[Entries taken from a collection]
:::

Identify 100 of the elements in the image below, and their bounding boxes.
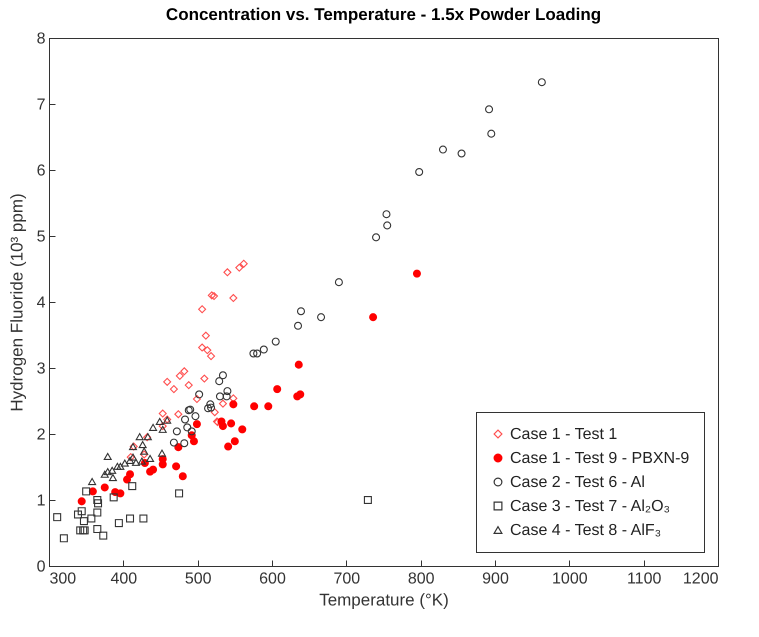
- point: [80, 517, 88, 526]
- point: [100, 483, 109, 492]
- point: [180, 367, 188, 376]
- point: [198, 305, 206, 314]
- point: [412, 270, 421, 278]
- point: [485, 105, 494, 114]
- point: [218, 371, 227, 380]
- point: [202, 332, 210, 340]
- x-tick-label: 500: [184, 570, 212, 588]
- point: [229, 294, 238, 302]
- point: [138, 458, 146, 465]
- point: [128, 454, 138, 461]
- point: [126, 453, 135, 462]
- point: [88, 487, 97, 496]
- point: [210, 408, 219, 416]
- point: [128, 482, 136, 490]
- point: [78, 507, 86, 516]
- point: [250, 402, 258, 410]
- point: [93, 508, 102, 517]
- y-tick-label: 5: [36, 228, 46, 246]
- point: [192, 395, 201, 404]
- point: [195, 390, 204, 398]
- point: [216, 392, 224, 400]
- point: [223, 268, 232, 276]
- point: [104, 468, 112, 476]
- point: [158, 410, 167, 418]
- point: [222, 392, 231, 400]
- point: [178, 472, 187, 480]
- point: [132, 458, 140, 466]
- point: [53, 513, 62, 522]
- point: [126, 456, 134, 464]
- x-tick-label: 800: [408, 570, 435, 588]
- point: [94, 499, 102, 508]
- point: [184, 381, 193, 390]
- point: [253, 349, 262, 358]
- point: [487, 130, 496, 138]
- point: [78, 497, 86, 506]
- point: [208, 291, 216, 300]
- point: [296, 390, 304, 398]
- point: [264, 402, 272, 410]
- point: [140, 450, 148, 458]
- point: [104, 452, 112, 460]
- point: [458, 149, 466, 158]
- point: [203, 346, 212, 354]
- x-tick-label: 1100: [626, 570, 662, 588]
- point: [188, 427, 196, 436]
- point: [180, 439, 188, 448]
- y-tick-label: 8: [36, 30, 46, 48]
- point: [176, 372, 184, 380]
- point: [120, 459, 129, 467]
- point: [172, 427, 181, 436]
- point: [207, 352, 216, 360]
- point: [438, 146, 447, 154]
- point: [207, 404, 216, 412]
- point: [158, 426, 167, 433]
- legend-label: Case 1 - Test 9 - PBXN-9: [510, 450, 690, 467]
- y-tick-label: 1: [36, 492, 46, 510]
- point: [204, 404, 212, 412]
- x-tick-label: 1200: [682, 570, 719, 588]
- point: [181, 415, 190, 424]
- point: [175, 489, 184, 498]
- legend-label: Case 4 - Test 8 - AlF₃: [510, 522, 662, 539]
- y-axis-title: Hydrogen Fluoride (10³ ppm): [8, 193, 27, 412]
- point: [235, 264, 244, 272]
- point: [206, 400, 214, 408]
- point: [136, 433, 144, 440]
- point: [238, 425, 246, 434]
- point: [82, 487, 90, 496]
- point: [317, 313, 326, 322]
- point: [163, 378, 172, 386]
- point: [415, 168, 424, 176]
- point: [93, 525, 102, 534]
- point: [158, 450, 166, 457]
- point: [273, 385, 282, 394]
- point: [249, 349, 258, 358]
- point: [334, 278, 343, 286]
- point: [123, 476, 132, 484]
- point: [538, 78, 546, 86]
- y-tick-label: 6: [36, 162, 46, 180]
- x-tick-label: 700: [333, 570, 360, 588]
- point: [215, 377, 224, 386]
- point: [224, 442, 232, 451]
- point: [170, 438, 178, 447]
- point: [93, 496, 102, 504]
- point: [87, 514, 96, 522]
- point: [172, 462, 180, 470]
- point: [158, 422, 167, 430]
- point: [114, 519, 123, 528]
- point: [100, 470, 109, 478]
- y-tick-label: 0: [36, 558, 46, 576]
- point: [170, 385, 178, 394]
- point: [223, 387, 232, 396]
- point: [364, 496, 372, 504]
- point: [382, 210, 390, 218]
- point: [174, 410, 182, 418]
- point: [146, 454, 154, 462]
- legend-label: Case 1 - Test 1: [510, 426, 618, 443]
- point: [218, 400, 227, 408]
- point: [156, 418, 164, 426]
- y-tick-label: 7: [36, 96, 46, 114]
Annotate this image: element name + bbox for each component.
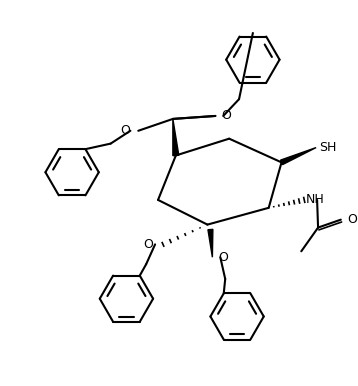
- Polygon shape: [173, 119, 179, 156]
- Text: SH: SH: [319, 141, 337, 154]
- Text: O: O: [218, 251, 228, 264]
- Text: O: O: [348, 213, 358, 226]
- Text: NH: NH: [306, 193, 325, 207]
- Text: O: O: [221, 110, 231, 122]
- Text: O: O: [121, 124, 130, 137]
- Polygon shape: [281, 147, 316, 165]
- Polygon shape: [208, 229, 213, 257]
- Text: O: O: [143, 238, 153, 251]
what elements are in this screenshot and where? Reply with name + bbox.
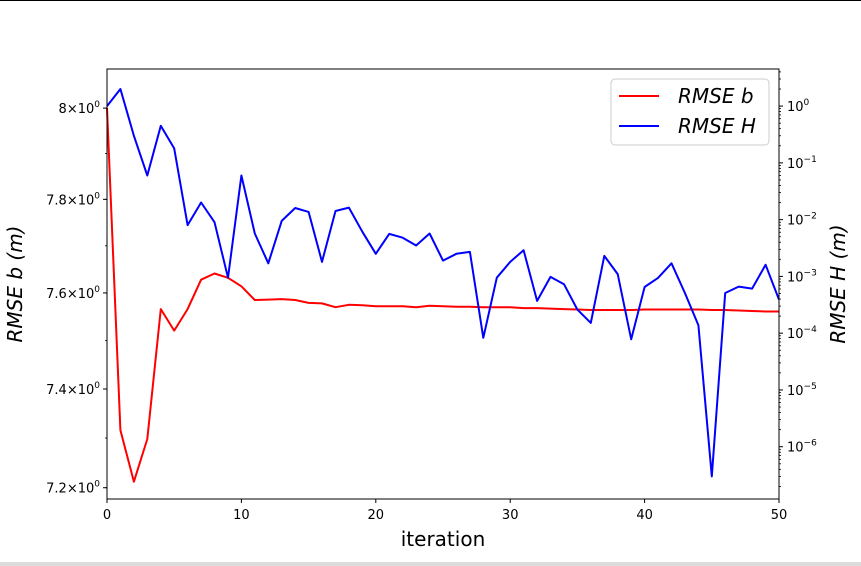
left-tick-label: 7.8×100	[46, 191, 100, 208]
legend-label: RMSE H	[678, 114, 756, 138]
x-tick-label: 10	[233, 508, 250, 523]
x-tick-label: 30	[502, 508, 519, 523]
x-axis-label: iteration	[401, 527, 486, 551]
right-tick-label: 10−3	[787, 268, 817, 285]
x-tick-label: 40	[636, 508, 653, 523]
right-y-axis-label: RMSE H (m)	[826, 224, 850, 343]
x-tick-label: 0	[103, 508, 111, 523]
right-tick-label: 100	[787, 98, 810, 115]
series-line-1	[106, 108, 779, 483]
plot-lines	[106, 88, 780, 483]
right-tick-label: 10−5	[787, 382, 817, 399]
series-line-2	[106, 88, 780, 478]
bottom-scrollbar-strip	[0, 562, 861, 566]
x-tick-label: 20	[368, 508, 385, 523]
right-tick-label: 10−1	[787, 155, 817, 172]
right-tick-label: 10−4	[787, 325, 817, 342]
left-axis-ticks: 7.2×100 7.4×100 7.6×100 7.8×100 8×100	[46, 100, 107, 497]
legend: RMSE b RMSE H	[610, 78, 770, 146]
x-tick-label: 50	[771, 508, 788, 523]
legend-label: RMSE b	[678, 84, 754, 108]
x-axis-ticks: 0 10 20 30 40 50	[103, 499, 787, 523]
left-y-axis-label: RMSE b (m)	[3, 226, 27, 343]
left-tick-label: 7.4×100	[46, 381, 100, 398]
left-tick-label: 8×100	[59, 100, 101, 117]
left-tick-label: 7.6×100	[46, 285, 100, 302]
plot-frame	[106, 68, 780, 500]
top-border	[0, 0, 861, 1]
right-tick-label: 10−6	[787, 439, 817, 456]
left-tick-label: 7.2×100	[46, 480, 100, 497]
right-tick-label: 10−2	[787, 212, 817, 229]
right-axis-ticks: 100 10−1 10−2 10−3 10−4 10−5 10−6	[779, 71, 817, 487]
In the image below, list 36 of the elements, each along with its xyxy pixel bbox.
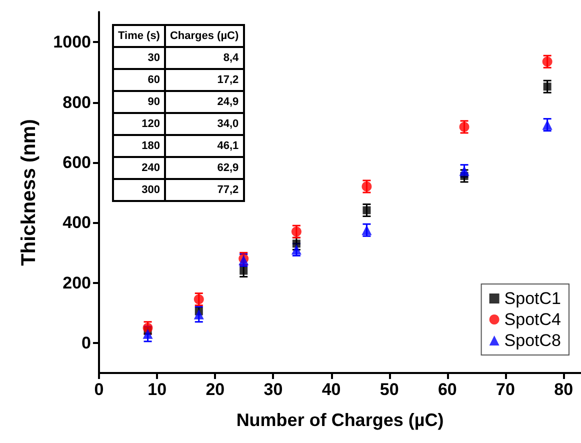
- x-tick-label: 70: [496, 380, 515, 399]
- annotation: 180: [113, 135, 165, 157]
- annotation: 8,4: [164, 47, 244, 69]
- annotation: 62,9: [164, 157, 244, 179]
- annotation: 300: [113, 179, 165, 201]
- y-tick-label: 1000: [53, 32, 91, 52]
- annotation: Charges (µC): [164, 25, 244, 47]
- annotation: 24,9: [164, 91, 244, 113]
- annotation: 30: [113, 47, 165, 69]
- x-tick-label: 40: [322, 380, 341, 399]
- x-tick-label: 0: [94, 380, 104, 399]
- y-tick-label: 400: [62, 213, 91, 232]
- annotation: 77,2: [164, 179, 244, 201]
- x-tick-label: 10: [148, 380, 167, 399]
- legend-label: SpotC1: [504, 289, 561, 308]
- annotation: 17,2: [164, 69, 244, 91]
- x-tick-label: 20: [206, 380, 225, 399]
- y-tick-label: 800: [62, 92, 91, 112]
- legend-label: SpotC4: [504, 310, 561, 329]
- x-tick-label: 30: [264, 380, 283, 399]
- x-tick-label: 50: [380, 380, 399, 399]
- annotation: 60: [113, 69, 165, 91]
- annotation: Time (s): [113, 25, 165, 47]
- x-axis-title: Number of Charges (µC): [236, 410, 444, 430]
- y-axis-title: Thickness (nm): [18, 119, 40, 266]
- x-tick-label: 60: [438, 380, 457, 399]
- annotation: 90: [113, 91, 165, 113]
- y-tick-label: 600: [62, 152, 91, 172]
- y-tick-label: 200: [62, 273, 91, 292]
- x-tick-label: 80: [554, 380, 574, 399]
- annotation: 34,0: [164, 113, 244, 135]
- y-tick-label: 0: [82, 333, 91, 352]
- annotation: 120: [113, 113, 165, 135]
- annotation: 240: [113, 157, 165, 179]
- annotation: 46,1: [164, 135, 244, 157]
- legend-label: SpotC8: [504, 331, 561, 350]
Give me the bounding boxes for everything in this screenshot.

:::

> **Exercise aim**: Write out the part of the records that opens with the line containing "- x-tick-label: 70: [496, 380, 515, 399]" and closes with the line containing "- x-axis-title: Number", swapping "annotation" for "note" everywhere in it and leaving everything else unchanged.

> **Solution below**:
- x-tick-label: 70: [496, 380, 515, 399]
- note: 180: [113, 135, 165, 157]
- note: 8,4: [164, 47, 244, 69]
- note: 62,9: [164, 157, 244, 179]
- note: 300: [113, 179, 165, 201]
- y-tick-label: 1000: [53, 32, 91, 52]
- note: Charges (µC): [164, 25, 244, 47]
- note: 24,9: [164, 91, 244, 113]
- note: 30: [113, 47, 165, 69]
- x-tick-label: 40: [322, 380, 341, 399]
- x-tick-label: 0: [94, 380, 104, 399]
- y-tick-label: 400: [62, 213, 91, 232]
- note: 77,2: [164, 179, 244, 201]
- x-tick-label: 10: [148, 380, 167, 399]
- legend-label: SpotC1: [504, 289, 561, 308]
- note: 17,2: [164, 69, 244, 91]
- x-tick-label: 20: [206, 380, 225, 399]
- y-tick-label: 800: [62, 92, 91, 112]
- legend-label: SpotC4: [504, 310, 561, 329]
- x-tick-label: 30: [264, 380, 283, 399]
- x-tick-label: 50: [380, 380, 399, 399]
- note: 60: [113, 69, 165, 91]
- note: Time (s): [113, 25, 165, 47]
- x-axis-title: Number of Charges (µC): [236, 410, 444, 430]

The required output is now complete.